## EXERCISE
Your task is to repeat the entries exactly. Leave the pictures out.

(Records about charts and figures)
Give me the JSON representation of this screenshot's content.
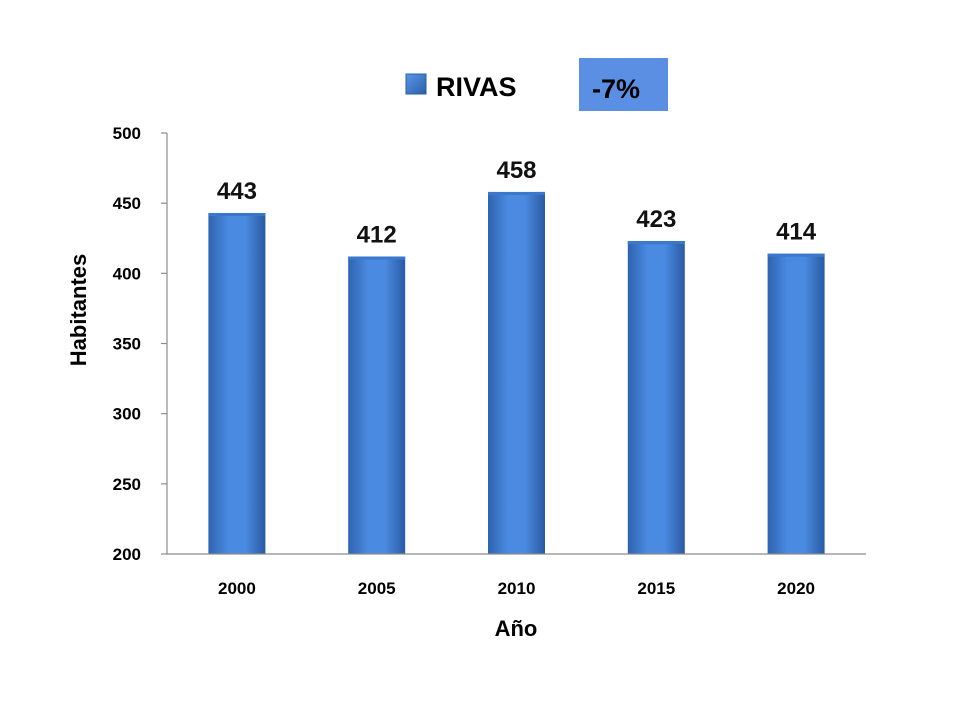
{
  "chart_data": {
    "type": "bar",
    "categories": [
      "2000",
      "2005",
      "2010",
      "2015",
      "2020"
    ],
    "series": [
      {
        "name": "RIVAS",
        "values": [
          443,
          412,
          458,
          423,
          414
        ]
      }
    ],
    "xlabel": "Año",
    "ylabel": "Habitantes",
    "ylim": [
      200,
      500
    ],
    "yticks": [
      200,
      250,
      300,
      350,
      400,
      450,
      500
    ],
    "grid": false,
    "legend": "top-center",
    "data_labels": true
  },
  "badge": {
    "text": "-7%"
  },
  "colors": {
    "bar_light": "#4f8fe0",
    "bar_dark": "#2a5da8",
    "bar_top": "#3a78cc",
    "badge_bg": "#5b8fe3",
    "axis": "#8c8c8c"
  }
}
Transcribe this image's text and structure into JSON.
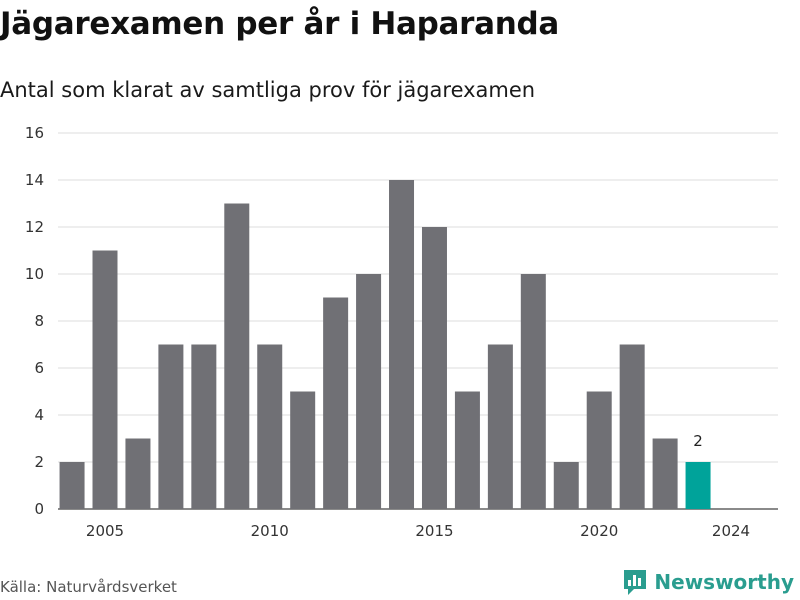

## ANSWER FOR THE TASK
Give me the JSON representation of this screenshot's content.
{
  "chart_data": {
    "type": "bar",
    "categories": [
      "2000",
      "2005",
      "2010",
      "2015",
      "2020"
    ],
    "series": [
      {
        "name": "RIVAS",
        "values": [
          443,
          412,
          458,
          423,
          414
        ]
      }
    ],
    "xlabel": "Año",
    "ylabel": "Habitantes",
    "ylim": [
      200,
      500
    ],
    "yticks": [
      200,
      250,
      300,
      350,
      400,
      450,
      500
    ],
    "grid": false,
    "legend": "top-center",
    "data_labels": true
  },
  "badge": {
    "text": "-7%"
  },
  "colors": {
    "bar_light": "#4f8fe0",
    "bar_dark": "#2a5da8",
    "bar_top": "#3a78cc",
    "badge_bg": "#5b8fe3",
    "axis": "#8c8c8c"
  }
}
Transcribe this image's text and structure into JSON.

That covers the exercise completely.